▶ **Data listing**
⁂

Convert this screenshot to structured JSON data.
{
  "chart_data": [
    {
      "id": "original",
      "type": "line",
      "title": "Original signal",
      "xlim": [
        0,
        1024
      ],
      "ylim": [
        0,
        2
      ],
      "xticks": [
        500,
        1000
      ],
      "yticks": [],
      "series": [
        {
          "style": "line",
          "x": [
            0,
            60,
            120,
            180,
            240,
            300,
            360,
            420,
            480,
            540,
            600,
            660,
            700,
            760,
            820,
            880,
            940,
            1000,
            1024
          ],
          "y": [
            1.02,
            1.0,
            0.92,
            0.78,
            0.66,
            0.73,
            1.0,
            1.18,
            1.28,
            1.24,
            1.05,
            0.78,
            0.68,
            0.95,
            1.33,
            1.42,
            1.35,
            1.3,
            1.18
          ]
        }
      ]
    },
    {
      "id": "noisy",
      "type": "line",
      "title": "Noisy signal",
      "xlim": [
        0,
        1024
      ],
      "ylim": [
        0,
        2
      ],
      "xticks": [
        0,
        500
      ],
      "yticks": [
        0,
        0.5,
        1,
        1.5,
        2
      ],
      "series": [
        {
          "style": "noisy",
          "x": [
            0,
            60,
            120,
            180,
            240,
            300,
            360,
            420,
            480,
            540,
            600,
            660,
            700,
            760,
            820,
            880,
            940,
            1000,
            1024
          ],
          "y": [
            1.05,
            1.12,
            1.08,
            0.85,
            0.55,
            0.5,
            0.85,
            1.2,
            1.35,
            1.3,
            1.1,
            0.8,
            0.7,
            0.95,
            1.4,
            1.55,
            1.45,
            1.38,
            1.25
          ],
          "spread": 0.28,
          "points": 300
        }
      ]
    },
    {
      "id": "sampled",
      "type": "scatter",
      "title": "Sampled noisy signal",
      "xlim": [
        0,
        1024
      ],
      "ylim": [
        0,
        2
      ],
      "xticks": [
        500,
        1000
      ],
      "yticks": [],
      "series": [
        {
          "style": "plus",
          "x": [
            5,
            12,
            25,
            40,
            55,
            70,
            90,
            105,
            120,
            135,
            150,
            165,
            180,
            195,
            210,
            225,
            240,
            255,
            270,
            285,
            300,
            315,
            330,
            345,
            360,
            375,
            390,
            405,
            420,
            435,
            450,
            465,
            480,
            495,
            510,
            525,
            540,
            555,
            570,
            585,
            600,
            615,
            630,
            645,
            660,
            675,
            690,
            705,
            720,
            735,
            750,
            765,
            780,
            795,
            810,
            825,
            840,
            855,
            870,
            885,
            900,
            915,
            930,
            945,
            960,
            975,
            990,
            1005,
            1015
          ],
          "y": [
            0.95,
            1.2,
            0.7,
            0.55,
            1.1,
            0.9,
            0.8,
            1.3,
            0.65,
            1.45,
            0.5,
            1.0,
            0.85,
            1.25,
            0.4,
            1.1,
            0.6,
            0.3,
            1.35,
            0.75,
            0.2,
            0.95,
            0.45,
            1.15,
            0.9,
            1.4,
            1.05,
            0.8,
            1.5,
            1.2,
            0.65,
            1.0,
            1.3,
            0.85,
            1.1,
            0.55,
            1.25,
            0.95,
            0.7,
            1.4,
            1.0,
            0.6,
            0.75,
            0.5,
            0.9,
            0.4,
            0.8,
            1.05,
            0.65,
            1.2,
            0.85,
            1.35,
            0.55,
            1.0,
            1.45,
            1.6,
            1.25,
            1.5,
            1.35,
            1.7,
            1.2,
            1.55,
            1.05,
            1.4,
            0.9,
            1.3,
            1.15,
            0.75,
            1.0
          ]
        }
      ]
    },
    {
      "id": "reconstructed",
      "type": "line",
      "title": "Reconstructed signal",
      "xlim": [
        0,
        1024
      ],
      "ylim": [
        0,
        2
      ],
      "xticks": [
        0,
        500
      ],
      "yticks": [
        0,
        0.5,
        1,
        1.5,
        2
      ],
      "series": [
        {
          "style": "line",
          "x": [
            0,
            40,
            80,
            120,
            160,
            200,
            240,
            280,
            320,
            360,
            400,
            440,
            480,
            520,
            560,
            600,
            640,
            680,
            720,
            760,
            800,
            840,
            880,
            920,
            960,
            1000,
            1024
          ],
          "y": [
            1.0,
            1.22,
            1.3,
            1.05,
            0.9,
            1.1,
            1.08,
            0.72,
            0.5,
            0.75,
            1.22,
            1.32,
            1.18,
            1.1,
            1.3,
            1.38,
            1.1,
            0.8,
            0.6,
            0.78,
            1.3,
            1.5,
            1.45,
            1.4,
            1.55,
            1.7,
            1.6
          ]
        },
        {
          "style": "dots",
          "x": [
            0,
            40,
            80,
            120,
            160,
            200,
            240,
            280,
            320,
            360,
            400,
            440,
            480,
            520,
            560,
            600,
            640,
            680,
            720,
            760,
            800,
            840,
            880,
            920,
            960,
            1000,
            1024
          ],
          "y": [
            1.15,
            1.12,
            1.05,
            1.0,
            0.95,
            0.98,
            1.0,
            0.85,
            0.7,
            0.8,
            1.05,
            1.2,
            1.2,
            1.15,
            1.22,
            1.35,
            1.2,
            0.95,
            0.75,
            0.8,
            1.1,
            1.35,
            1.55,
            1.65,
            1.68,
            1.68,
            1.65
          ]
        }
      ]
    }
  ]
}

⁂

▶ **Problem**
Write out every entry word for word.

▶ **Full solution**
Convert this screenshot to structured JSON data.
{
  "chart_data": [
    {
      "id": "original",
      "type": "line",
      "title": "Original signal",
      "xlim": [
        0,
        1024
      ],
      "ylim": [
        0,
        2
      ],
      "xticks": [
        500,
        1000
      ],
      "yticks": [],
      "series": [
        {
          "style": "line",
          "x": [
            0,
            60,
            120,
            180,
            240,
            300,
            360,
            420,
            480,
            540,
            600,
            660,
            700,
            760,
            820,
            880,
            940,
            1000,
            1024
          ],
          "y": [
            1.02,
            1.0,
            0.92,
            0.78,
            0.66,
            0.73,
            1.0,
            1.18,
            1.28,
            1.24,
            1.05,
            0.78,
            0.68,
            0.95,
            1.33,
            1.42,
            1.35,
            1.3,
            1.18
          ]
        }
      ]
    },
    {
      "id": "noisy",
      "type": "line",
      "title": "Noisy signal",
      "xlim": [
        0,
        1024
      ],
      "ylim": [
        0,
        2
      ],
      "xticks": [
        0,
        500
      ],
      "yticks": [
        0,
        0.5,
        1,
        1.5,
        2
      ],
      "series": [
        {
          "style": "noisy",
          "x": [
            0,
            60,
            120,
            180,
            240,
            300,
            360,
            420,
            480,
            540,
            600,
            660,
            700,
            760,
            820,
            880,
            940,
            1000,
            1024
          ],
          "y": [
            1.05,
            1.12,
            1.08,
            0.85,
            0.55,
            0.5,
            0.85,
            1.2,
            1.35,
            1.3,
            1.1,
            0.8,
            0.7,
            0.95,
            1.4,
            1.55,
            1.45,
            1.38,
            1.25
          ],
          "spread": 0.28,
          "points": 300
        }
      ]
    },
    {
      "id": "sampled",
      "type": "scatter",
      "title": "Sampled noisy signal",
      "xlim": [
        0,
        1024
      ],
      "ylim": [
        0,
        2
      ],
      "xticks": [
        500,
        1000
      ],
      "yticks": [],
      "series": [
        {
          "style": "plus",
          "x": [
            5,
            12,
            25,
            40,
            55,
            70,
            90,
            105,
            120,
            135,
            150,
            165,
            180,
            195,
            210,
            225,
            240,
            255,
            270,
            285,
            300,
            315,
            330,
            345,
            360,
            375,
            390,
            405,
            420,
            435,
            450,
            465,
            480,
            495,
            510,
            525,
            540,
            555,
            570,
            585,
            600,
            615,
            630,
            645,
            660,
            675,
            690,
            705,
            720,
            735,
            750,
            765,
            780,
            795,
            810,
            825,
            840,
            855,
            870,
            885,
            900,
            915,
            930,
            945,
            960,
            975,
            990,
            1005,
            1015
          ],
          "y": [
            0.95,
            1.2,
            0.7,
            0.55,
            1.1,
            0.9,
            0.8,
            1.3,
            0.65,
            1.45,
            0.5,
            1.0,
            0.85,
            1.25,
            0.4,
            1.1,
            0.6,
            0.3,
            1.35,
            0.75,
            0.2,
            0.95,
            0.45,
            1.15,
            0.9,
            1.4,
            1.05,
            0.8,
            1.5,
            1.2,
            0.65,
            1.0,
            1.3,
            0.85,
            1.1,
            0.55,
            1.25,
            0.95,
            0.7,
            1.4,
            1.0,
            0.6,
            0.75,
            0.5,
            0.9,
            0.4,
            0.8,
            1.05,
            0.65,
            1.2,
            0.85,
            1.35,
            0.55,
            1.0,
            1.45,
            1.6,
            1.25,
            1.5,
            1.35,
            1.7,
            1.2,
            1.55,
            1.05,
            1.4,
            0.9,
            1.3,
            1.15,
            0.75,
            1.0
          ]
        }
      ]
    },
    {
      "id": "reconstructed",
      "type": "line",
      "title": "Reconstructed signal",
      "xlim": [
        0,
        1024
      ],
      "ylim": [
        0,
        2
      ],
      "xticks": [
        0,
        500
      ],
      "yticks": [
        0,
        0.5,
        1,
        1.5,
        2
      ],
      "series": [
        {
          "style": "line",
          "x": [
            0,
            40,
            80,
            120,
            160,
            200,
            240,
            280,
            320,
            360,
            400,
            440,
            480,
            520,
            560,
            600,
            640,
            680,
            720,
            760,
            800,
            840,
            880,
            920,
            960,
            1000,
            1024
          ],
          "y": [
            1.0,
            1.22,
            1.3,
            1.05,
            0.9,
            1.1,
            1.08,
            0.72,
            0.5,
            0.75,
            1.22,
            1.32,
            1.18,
            1.1,
            1.3,
            1.38,
            1.1,
            0.8,
            0.6,
            0.78,
            1.3,
            1.5,
            1.45,
            1.4,
            1.55,
            1.7,
            1.6
          ]
        },
        {
          "style": "dots",
          "x": [
            0,
            40,
            80,
            120,
            160,
            200,
            240,
            280,
            320,
            360,
            400,
            440,
            480,
            520,
            560,
            600,
            640,
            680,
            720,
            760,
            800,
            840,
            880,
            920,
            960,
            1000,
            1024
          ],
          "y": [
            1.15,
            1.12,
            1.05,
            1.0,
            0.95,
            0.98,
            1.0,
            0.85,
            0.7,
            0.8,
            1.05,
            1.2,
            1.2,
            1.15,
            1.22,
            1.35,
            1.2,
            0.95,
            0.75,
            0.8,
            1.1,
            1.35,
            1.55,
            1.65,
            1.68,
            1.68,
            1.65
          ]
        }
      ]
    }
  ]
}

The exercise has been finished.